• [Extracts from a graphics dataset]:
-.-.-

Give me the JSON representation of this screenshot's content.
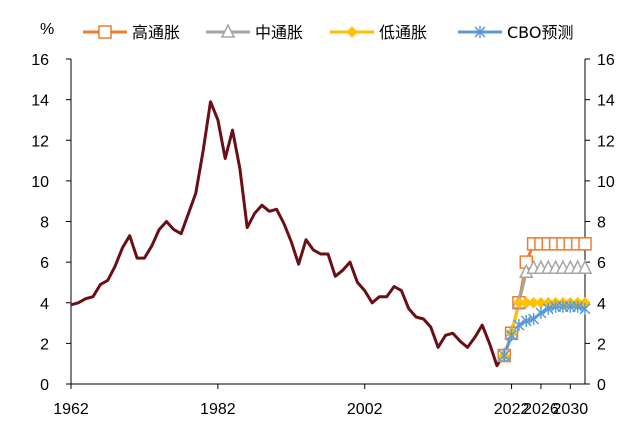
{
  "chart_data": {
    "type": "line",
    "y_unit": "%",
    "ylim": [
      0,
      16
    ],
    "yticks": [
      0,
      2,
      4,
      6,
      8,
      10,
      12,
      14,
      16
    ],
    "xlim": [
      1962,
      2032
    ],
    "xticks": [
      1962,
      1982,
      2002,
      2022,
      2026,
      2030
    ],
    "legend_position": "top",
    "history": {
      "color": "#6b0f16",
      "points": [
        [
          1962,
          3.9
        ],
        [
          1963,
          4.0
        ],
        [
          1964,
          4.2
        ],
        [
          1965,
          4.3
        ],
        [
          1966,
          4.9
        ],
        [
          1967,
          5.1
        ],
        [
          1968,
          5.8
        ],
        [
          1969,
          6.7
        ],
        [
          1970,
          7.3
        ],
        [
          1971,
          6.2
        ],
        [
          1972,
          6.2
        ],
        [
          1973,
          6.8
        ],
        [
          1974,
          7.6
        ],
        [
          1975,
          8.0
        ],
        [
          1976,
          7.6
        ],
        [
          1977,
          7.4
        ],
        [
          1978,
          8.4
        ],
        [
          1979,
          9.4
        ],
        [
          1980,
          11.5
        ],
        [
          1981,
          13.9
        ],
        [
          1982,
          13.0
        ],
        [
          1983,
          11.1
        ],
        [
          1984,
          12.5
        ],
        [
          1985,
          10.6
        ],
        [
          1986,
          7.7
        ],
        [
          1987,
          8.4
        ],
        [
          1988,
          8.8
        ],
        [
          1989,
          8.5
        ],
        [
          1990,
          8.6
        ],
        [
          1991,
          7.9
        ],
        [
          1992,
          7.0
        ],
        [
          1993,
          5.9
        ],
        [
          1994,
          7.1
        ],
        [
          1995,
          6.6
        ],
        [
          1996,
          6.4
        ],
        [
          1997,
          6.4
        ],
        [
          1998,
          5.3
        ],
        [
          1999,
          5.6
        ],
        [
          2000,
          6.0
        ],
        [
          2001,
          5.0
        ],
        [
          2002,
          4.6
        ],
        [
          2003,
          4.0
        ],
        [
          2004,
          4.3
        ],
        [
          2005,
          4.3
        ],
        [
          2006,
          4.8
        ],
        [
          2007,
          4.6
        ],
        [
          2008,
          3.7
        ],
        [
          2009,
          3.3
        ],
        [
          2010,
          3.2
        ],
        [
          2011,
          2.8
        ],
        [
          2012,
          1.8
        ],
        [
          2013,
          2.4
        ],
        [
          2014,
          2.5
        ],
        [
          2015,
          2.1
        ],
        [
          2016,
          1.8
        ],
        [
          2017,
          2.3
        ],
        [
          2018,
          2.9
        ],
        [
          2019,
          2.0
        ],
        [
          2020,
          0.9
        ],
        [
          2021,
          1.5
        ]
      ]
    },
    "x": [
      2021,
      2022,
      2023,
      2024,
      2025,
      2026,
      2027,
      2028,
      2029,
      2030,
      2031,
      2032
    ],
    "series": [
      {
        "name": "高通胀",
        "color": "#ed7d31",
        "marker": "square",
        "values": [
          1.4,
          2.5,
          4.0,
          6.0,
          6.9,
          6.9,
          6.9,
          6.9,
          6.9,
          6.9,
          6.9,
          6.9
        ]
      },
      {
        "name": "中通胀",
        "color": "#a5a5a5",
        "marker": "triangle",
        "values": [
          1.4,
          2.5,
          4.0,
          5.5,
          5.7,
          5.7,
          5.7,
          5.7,
          5.7,
          5.7,
          5.7,
          5.7
        ]
      },
      {
        "name": "低通胀",
        "color": "#ffc000",
        "marker": "diamond",
        "values": [
          1.4,
          2.5,
          4.0,
          4.0,
          4.0,
          4.0,
          4.0,
          4.0,
          4.0,
          4.0,
          4.0,
          4.0
        ]
      },
      {
        "name": "CBO预测",
        "color": "#5b9bd5",
        "marker": "star",
        "values": [
          1.4,
          2.4,
          2.9,
          3.1,
          3.2,
          3.5,
          3.7,
          3.8,
          3.8,
          3.8,
          3.8,
          3.7
        ]
      }
    ]
  }
}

-.-.-

• [What is being asked]: Leave the images out and output the remaining material exactly as it stands.

• [Finished task]:
Give me the JSON representation of this screenshot's content.
{
  "chart_data": {
    "type": "line",
    "y_unit": "%",
    "ylim": [
      0,
      16
    ],
    "yticks": [
      0,
      2,
      4,
      6,
      8,
      10,
      12,
      14,
      16
    ],
    "xlim": [
      1962,
      2032
    ],
    "xticks": [
      1962,
      1982,
      2002,
      2022,
      2026,
      2030
    ],
    "legend_position": "top",
    "history": {
      "color": "#6b0f16",
      "points": [
        [
          1962,
          3.9
        ],
        [
          1963,
          4.0
        ],
        [
          1964,
          4.2
        ],
        [
          1965,
          4.3
        ],
        [
          1966,
          4.9
        ],
        [
          1967,
          5.1
        ],
        [
          1968,
          5.8
        ],
        [
          1969,
          6.7
        ],
        [
          1970,
          7.3
        ],
        [
          1971,
          6.2
        ],
        [
          1972,
          6.2
        ],
        [
          1973,
          6.8
        ],
        [
          1974,
          7.6
        ],
        [
          1975,
          8.0
        ],
        [
          1976,
          7.6
        ],
        [
          1977,
          7.4
        ],
        [
          1978,
          8.4
        ],
        [
          1979,
          9.4
        ],
        [
          1980,
          11.5
        ],
        [
          1981,
          13.9
        ],
        [
          1982,
          13.0
        ],
        [
          1983,
          11.1
        ],
        [
          1984,
          12.5
        ],
        [
          1985,
          10.6
        ],
        [
          1986,
          7.7
        ],
        [
          1987,
          8.4
        ],
        [
          1988,
          8.8
        ],
        [
          1989,
          8.5
        ],
        [
          1990,
          8.6
        ],
        [
          1991,
          7.9
        ],
        [
          1992,
          7.0
        ],
        [
          1993,
          5.9
        ],
        [
          1994,
          7.1
        ],
        [
          1995,
          6.6
        ],
        [
          1996,
          6.4
        ],
        [
          1997,
          6.4
        ],
        [
          1998,
          5.3
        ],
        [
          1999,
          5.6
        ],
        [
          2000,
          6.0
        ],
        [
          2001,
          5.0
        ],
        [
          2002,
          4.6
        ],
        [
          2003,
          4.0
        ],
        [
          2004,
          4.3
        ],
        [
          2005,
          4.3
        ],
        [
          2006,
          4.8
        ],
        [
          2007,
          4.6
        ],
        [
          2008,
          3.7
        ],
        [
          2009,
          3.3
        ],
        [
          2010,
          3.2
        ],
        [
          2011,
          2.8
        ],
        [
          2012,
          1.8
        ],
        [
          2013,
          2.4
        ],
        [
          2014,
          2.5
        ],
        [
          2015,
          2.1
        ],
        [
          2016,
          1.8
        ],
        [
          2017,
          2.3
        ],
        [
          2018,
          2.9
        ],
        [
          2019,
          2.0
        ],
        [
          2020,
          0.9
        ],
        [
          2021,
          1.5
        ]
      ]
    },
    "x": [
      2021,
      2022,
      2023,
      2024,
      2025,
      2026,
      2027,
      2028,
      2029,
      2030,
      2031,
      2032
    ],
    "series": [
      {
        "name": "高通胀",
        "color": "#ed7d31",
        "marker": "square",
        "values": [
          1.4,
          2.5,
          4.0,
          6.0,
          6.9,
          6.9,
          6.9,
          6.9,
          6.9,
          6.9,
          6.9,
          6.9
        ]
      },
      {
        "name": "中通胀",
        "color": "#a5a5a5",
        "marker": "triangle",
        "values": [
          1.4,
          2.5,
          4.0,
          5.5,
          5.7,
          5.7,
          5.7,
          5.7,
          5.7,
          5.7,
          5.7,
          5.7
        ]
      },
      {
        "name": "低通胀",
        "color": "#ffc000",
        "marker": "diamond",
        "values": [
          1.4,
          2.5,
          4.0,
          4.0,
          4.0,
          4.0,
          4.0,
          4.0,
          4.0,
          4.0,
          4.0,
          4.0
        ]
      },
      {
        "name": "CBO预测",
        "color": "#5b9bd5",
        "marker": "star",
        "values": [
          1.4,
          2.4,
          2.9,
          3.1,
          3.2,
          3.5,
          3.7,
          3.8,
          3.8,
          3.8,
          3.8,
          3.7
        ]
      }
    ]
  }
}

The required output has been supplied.